GIVEN REQUEST:
Print every record below exactly as written.

RAW RECORDS:
- - -

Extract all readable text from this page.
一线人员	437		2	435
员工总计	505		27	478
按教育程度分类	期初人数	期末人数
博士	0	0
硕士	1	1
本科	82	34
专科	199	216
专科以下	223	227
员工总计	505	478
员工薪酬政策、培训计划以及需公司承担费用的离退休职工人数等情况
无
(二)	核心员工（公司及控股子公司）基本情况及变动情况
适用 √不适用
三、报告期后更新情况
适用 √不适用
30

- - -

WORKED SOLUTION:
Extract all readable text from this page.
一线人员	437		2	435
员工总计	505		27	478
按教育程度分类	期初人数	期末人数
博士	0	0
硕士	1	1
本科	82	34
专科	199	216
专科以下	223	227
员工总计	505	478
员工薪酬政策、培训计划以及需公司承担费用的离退休职工人数等情况
无
(二)	核心员工（公司及控股子公司）基本情况及变动情况
适用 √不适用
三、报告期后更新情况
适用 √不适用
30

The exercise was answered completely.